Transcribe each line exactly.
--- begin Supplied information ---
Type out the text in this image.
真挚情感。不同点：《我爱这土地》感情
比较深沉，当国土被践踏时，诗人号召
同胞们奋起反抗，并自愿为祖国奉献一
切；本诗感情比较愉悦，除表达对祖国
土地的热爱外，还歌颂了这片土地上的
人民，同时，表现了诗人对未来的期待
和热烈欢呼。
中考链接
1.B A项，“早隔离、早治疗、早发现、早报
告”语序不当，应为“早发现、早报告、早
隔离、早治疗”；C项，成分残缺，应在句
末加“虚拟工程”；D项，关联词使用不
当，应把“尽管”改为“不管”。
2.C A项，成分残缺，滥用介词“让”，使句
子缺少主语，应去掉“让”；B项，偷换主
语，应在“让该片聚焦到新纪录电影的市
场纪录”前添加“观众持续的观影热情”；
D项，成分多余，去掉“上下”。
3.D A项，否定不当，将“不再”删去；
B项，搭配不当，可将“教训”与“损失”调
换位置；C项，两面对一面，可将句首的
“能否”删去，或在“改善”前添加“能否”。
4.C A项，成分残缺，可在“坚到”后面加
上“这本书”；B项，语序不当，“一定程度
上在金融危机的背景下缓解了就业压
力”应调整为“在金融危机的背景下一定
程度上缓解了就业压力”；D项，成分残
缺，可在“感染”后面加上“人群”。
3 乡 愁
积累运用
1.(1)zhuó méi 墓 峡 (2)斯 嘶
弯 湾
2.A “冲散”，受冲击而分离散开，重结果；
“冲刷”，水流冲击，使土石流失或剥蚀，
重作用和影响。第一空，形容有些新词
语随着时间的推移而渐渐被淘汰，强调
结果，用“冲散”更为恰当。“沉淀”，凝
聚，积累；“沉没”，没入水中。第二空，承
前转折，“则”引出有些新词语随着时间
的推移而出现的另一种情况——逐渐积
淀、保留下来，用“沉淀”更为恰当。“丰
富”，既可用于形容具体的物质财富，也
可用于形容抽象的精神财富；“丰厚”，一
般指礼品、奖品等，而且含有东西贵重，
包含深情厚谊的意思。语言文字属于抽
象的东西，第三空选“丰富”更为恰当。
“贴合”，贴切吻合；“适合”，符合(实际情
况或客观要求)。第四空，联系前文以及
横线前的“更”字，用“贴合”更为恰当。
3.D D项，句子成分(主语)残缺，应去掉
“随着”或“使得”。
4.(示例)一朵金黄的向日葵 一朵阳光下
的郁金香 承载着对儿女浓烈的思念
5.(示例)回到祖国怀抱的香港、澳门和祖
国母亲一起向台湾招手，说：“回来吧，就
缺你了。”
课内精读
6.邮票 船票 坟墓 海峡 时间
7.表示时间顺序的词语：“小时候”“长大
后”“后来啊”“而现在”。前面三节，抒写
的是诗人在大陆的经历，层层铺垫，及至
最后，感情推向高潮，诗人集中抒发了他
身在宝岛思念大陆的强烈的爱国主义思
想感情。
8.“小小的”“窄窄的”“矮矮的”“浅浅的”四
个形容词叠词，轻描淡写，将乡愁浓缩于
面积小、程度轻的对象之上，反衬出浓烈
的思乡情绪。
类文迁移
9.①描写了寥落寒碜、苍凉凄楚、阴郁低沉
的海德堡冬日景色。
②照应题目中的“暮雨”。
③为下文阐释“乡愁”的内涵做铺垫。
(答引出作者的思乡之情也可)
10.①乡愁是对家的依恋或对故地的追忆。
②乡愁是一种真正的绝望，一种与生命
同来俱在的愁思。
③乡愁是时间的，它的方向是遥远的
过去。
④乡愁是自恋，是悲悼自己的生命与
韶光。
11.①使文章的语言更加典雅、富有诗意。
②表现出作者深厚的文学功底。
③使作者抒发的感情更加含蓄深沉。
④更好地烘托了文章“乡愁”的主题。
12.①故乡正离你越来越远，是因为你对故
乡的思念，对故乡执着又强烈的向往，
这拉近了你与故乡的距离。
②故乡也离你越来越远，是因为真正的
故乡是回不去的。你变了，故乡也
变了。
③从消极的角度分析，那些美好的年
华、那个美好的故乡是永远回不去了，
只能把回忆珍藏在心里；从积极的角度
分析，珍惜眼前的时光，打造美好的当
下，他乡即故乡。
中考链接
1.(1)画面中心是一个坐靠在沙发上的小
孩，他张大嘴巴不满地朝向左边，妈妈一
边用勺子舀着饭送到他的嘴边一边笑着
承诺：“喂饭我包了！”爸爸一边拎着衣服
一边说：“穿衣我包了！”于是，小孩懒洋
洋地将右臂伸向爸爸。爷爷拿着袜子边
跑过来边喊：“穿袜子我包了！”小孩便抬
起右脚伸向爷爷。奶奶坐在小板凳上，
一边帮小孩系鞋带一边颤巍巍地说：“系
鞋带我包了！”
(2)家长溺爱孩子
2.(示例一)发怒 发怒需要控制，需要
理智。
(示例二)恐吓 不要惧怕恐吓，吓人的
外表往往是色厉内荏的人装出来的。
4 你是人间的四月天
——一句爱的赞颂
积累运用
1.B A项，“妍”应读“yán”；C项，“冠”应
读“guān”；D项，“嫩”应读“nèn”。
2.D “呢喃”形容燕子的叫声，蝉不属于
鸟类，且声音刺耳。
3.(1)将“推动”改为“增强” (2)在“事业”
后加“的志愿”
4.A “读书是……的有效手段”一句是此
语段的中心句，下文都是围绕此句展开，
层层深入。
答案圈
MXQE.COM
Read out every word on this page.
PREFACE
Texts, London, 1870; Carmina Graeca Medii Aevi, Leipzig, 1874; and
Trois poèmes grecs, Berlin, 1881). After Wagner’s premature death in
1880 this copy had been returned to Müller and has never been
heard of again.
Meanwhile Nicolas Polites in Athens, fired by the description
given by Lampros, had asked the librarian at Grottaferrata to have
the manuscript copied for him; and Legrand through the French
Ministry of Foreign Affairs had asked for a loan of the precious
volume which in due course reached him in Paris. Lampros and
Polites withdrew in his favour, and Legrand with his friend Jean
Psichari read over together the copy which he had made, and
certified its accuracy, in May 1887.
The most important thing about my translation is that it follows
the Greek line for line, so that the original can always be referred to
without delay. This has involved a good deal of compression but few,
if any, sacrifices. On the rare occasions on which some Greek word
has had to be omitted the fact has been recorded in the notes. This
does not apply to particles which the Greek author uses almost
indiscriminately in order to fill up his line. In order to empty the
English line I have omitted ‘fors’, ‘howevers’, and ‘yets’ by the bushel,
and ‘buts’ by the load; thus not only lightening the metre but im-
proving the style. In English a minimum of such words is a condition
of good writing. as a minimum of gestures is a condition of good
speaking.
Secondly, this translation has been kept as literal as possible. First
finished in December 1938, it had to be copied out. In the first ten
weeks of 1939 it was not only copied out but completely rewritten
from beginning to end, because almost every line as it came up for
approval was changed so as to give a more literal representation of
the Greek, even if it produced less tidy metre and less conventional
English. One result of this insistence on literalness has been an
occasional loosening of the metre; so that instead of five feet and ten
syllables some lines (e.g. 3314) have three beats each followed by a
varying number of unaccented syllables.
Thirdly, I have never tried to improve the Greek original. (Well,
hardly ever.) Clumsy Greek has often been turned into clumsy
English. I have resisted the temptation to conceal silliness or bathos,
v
--- end Supplied information ---
Exercise output:
Type out the text in this image.
真挚情感。不同点：《我爱这土地》感情
比较深沉，当国土被践踏时，诗人号召
同胞们奋起反抗，并自愿为祖国奉献一
切；本诗感情比较愉悦，除表达对祖国
土地的热爱外，还歌颂了这片土地上的
人民，同时，表现了诗人对未来的期待
和热烈欢呼。
中考链接
1.B A项，“早隔离、早治疗、早发现、早报
告”语序不当，应为“早发现、早报告、早
隔离、早治疗”；C项，成分残缺，应在句
末加“虚拟工程”；D项，关联词使用不
当，应把“尽管”改为“不管”。
2.C A项，成分残缺，滥用介词“让”，使句
子缺少主语，应去掉“让”；B项，偷换主
语，应在“让该片聚焦到新纪录电影的市
场纪录”前添加“观众持续的观影热情”；
D项，成分多余，去掉“上下”。
3.D A项，否定不当，将“不再”删去；
B项，搭配不当，可将“教训”与“损失”调
换位置；C项，两面对一面，可将句首的
“能否”删去，或在“改善”前添加“能否”。
4.C A项，成分残缺，可在“坚到”后面加
上“这本书”；B项，语序不当，“一定程度
上在金融危机的背景下缓解了就业压
力”应调整为“在金融危机的背景下一定
程度上缓解了就业压力”；D项，成分残
缺，可在“感染”后面加上“人群”。
3 乡 愁
积累运用
1.(1)zhuó méi 墓 峡 (2)斯 嘶
弯 湾
2.A “冲散”，受冲击而分离散开，重结果；
“冲刷”，水流冲击，使土石流失或剥蚀，
重作用和影响。第一空，形容有些新词
语随着时间的推移而渐渐被淘汰，强调
结果，用“冲散”更为恰当。“沉淀”，凝
聚，积累；“沉没”，没入水中。第二空，承
前转折，“则”引出有些新词语随着时间
的推移而出现的另一种情况——逐渐积
淀、保留下来，用“沉淀”更为恰当。“丰
富”，既可用于形容具体的物质财富，也
可用于形容抽象的精神财富；“丰厚”，一
般指礼品、奖品等，而且含有东西贵重，
包含深情厚谊的意思。语言文字属于抽
象的东西，第三空选“丰富”更为恰当。
“贴合”，贴切吻合；“适合”，符合(实际情
况或客观要求)。第四空，联系前文以及
横线前的“更”字，用“贴合”更为恰当。
3.D D项，句子成分(主语)残缺，应去掉
“随着”或“使得”。
4.(示例)一朵金黄的向日葵 一朵阳光下
的郁金香 承载着对儿女浓烈的思念
5.(示例)回到祖国怀抱的香港、澳门和祖
国母亲一起向台湾招手，说：“回来吧，就
缺你了。”
课内精读
6.邮票 船票 坟墓 海峡 时间
7.表示时间顺序的词语：“小时候”“长大
后”“后来啊”“而现在”。前面三节，抒写
的是诗人在大陆的经历，层层铺垫，及至
最后，感情推向高潮，诗人集中抒发了他
身在宝岛思念大陆的强烈的爱国主义思
想感情。
8.“小小的”“窄窄的”“矮矮的”“浅浅的”四
个形容词叠词，轻描淡写，将乡愁浓缩于
面积小、程度轻的对象之上，反衬出浓烈
的思乡情绪。
类文迁移
9.①描写了寥落寒碜、苍凉凄楚、阴郁低沉
的海德堡冬日景色。
②照应题目中的“暮雨”。
③为下文阐释“乡愁”的内涵做铺垫。
(答引出作者的思乡之情也可)
10.①乡愁是对家的依恋或对故地的追忆。
②乡愁是一种真正的绝望，一种与生命
同来俱在的愁思。
③乡愁是时间的，它的方向是遥远的
过去。
④乡愁是自恋，是悲悼自己的生命与
韶光。
11.①使文章的语言更加典雅、富有诗意。
②表现出作者深厚的文学功底。
③使作者抒发的感情更加含蓄深沉。
④更好地烘托了文章“乡愁”的主题。
12.①故乡正离你越来越远，是因为你对故
乡的思念，对故乡执着又强烈的向往，
这拉近了你与故乡的距离。
②故乡也离你越来越远，是因为真正的
故乡是回不去的。你变了，故乡也
变了。
③从消极的角度分析，那些美好的年
华、那个美好的故乡是永远回不去了，
只能把回忆珍藏在心里；从积极的角度
分析，珍惜眼前的时光，打造美好的当
下，他乡即故乡。
中考链接
1.(1)画面中心是一个坐靠在沙发上的小
孩，他张大嘴巴不满地朝向左边，妈妈一
边用勺子舀着饭送到他的嘴边一边笑着
承诺：“喂饭我包了！”爸爸一边拎着衣服
一边说：“穿衣我包了！”于是，小孩懒洋
洋地将右臂伸向爸爸。爷爷拿着袜子边
跑过来边喊：“穿袜子我包了！”小孩便抬
起右脚伸向爷爷。奶奶坐在小板凳上，
一边帮小孩系鞋带一边颤巍巍地说：“系
鞋带我包了！”
(2)家长溺爱孩子
2.(示例一)发怒 发怒需要控制，需要
理智。
(示例二)恐吓 不要惧怕恐吓，吓人的
外表往往是色厉内荏的人装出来的。
4 你是人间的四月天
——一句爱的赞颂
积累运用
1.B A项，“妍”应读“yán”；C项，“冠”应
读“guān”；D项，“嫩”应读“nèn”。
2.D “呢喃”形容燕子的叫声，蝉不属于
鸟类，且声音刺耳。
3.(1)将“推动”改为“增强” (2)在“事业”
后加“的志愿”
4.A “读书是……的有效手段”一句是此
语段的中心句，下文都是围绕此句展开，
层层深入。
答案圈
MXQE.COM
Read out every word on this page.
PREFACE
Texts, London, 1870; Carmina Graeca Medii Aevi, Leipzig, 1874; and
Trois poèmes grecs, Berlin, 1881). After Wagner’s premature death in
1880 this copy had been returned to Müller and has never been
heard of again.
Meanwhile Nicolas Polites in Athens, fired by the description
given by Lampros, had asked the librarian at Grottaferrata to have
the manuscript copied for him; and Legrand through the French
Ministry of Foreign Affairs had asked for a loan of the precious
volume which in due course reached him in Paris. Lampros and
Polites withdrew in his favour, and Legrand with his friend Jean
Psichari read over together the copy which he had made, and
certified its accuracy, in May 1887.
The most important thing about my translation is that it follows
the Greek line for line, so that the original can always be referred to
without delay. This has involved a good deal of compression but few,
if any, sacrifices. On the rare occasions on which some Greek word
has had to be omitted the fact has been recorded in the notes. This
does not apply to particles which the Greek author uses almost
indiscriminately in order to fill up his line. In order to empty the
English line I have omitted ‘fors’, ‘howevers’, and ‘yets’ by the bushel,
and ‘buts’ by the load; thus not only lightening the metre but im-
proving the style. In English a minimum of such words is a condition
of good writing. as a minimum of gestures is a condition of good
speaking.
Secondly, this translation has been kept as literal as possible. First
finished in December 1938, it had to be copied out. In the first ten
weeks of 1939 it was not only copied out but completely rewritten
from beginning to end, because almost every line as it came up for
approval was changed so as to give a more literal representation of
the Greek, even if it produced less tidy metre and less conventional
English. One result of this insistence on literalness has been an
occasional loosening of the metre; so that instead of five feet and ten
syllables some lines (e.g. 3314) have three beats each followed by a
varying number of unaccented syllables.
Thirdly, I have never tried to improve the Greek original. (Well,
hardly ever.) Clumsy Greek has often been turned into clumsy
English. I have resisted the temptation to conceal silliness or bathos,
v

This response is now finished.